The task: Every record must be repeated exactly; omit any pictures they contain.

--- Extracted entries ---

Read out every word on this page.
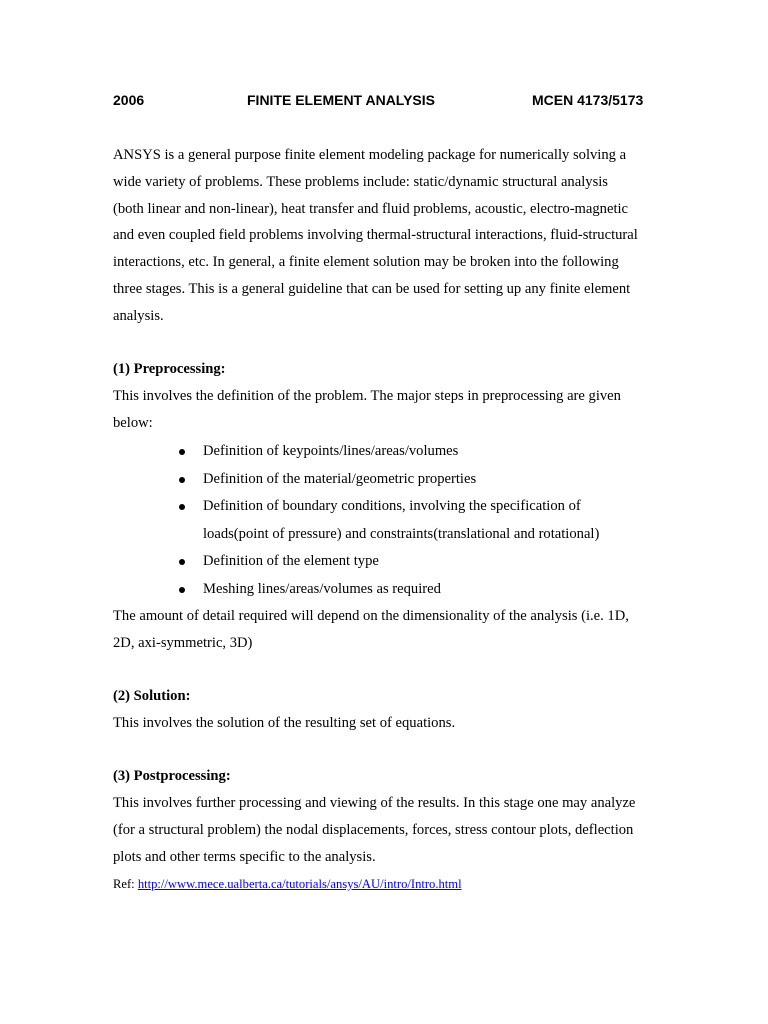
2006	FINITE ELEMENT ANALYSIS	MCEN 4173/5173
ANSYS is a general purpose finite element modeling package for numerically solving a
wide variety of problems. These problems include: static/dynamic structural analysis
(both linear and non-linear), heat transfer and fluid problems, acoustic, electro-magnetic
and even coupled field problems involving thermal-structural interactions, fluid-structural
interactions, etc. In general, a finite element solution may be broken into the following
three stages. This is a general guideline that can be used for setting up any finite element
analysis.
(1) Preprocessing:
This involves the definition of the problem. The major steps in preprocessing are given
below:
Definition of keypoints/lines/areas/volumes
Definition of the material/geometric properties
Definition of boundary conditions, involving the specification of loads(point of pressure) and constraints(translational and rotational)
Definition of the element type
Meshing lines/areas/volumes as required
The amount of detail required will depend on the dimensionality of the analysis (i.e. 1D,
2D, axi-symmetric, 3D)
(2) Solution:
This involves the solution of the resulting set of equations.
(3) Postprocessing:
This involves further processing and viewing of the results. In this stage one may analyze
(for a structural problem) the nodal displacements, forces, stress contour plots, deflection
plots and other terms specific to the analysis.
Ref: http://www.mece.ualberta.ca/tutorials/ansys/AU/intro/Intro.html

---

Solution:
Read out every word on this page.
2006	FINITE ELEMENT ANALYSIS	MCEN 4173/5173
ANSYS is a general purpose finite element modeling package for numerically solving a
wide variety of problems. These problems include: static/dynamic structural analysis
(both linear and non-linear), heat transfer and fluid problems, acoustic, electro-magnetic
and even coupled field problems involving thermal-structural interactions, fluid-structural
interactions, etc. In general, a finite element solution may be broken into the following
three stages. This is a general guideline that can be used for setting up any finite element
analysis.
(1) Preprocessing:
This involves the definition of the problem. The major steps in preprocessing are given
below:
Definition of keypoints/lines/areas/volumes
Definition of the material/geometric properties
Definition of boundary conditions, involving the specification of loads(point of pressure) and constraints(translational and rotational)
Definition of the element type
Meshing lines/areas/volumes as required
The amount of detail required will depend on the dimensionality of the analysis (i.e. 1D,
2D, axi-symmetric, 3D)
(2) Solution:
This involves the solution of the resulting set of equations.
(3) Postprocessing:
This involves further processing and viewing of the results. In this stage one may analyze
(for a structural problem) the nodal displacements, forces, stress contour plots, deflection
plots and other terms specific to the analysis.
Ref: http://www.mece.ualberta.ca/tutorials/ansys/AU/intro/Intro.html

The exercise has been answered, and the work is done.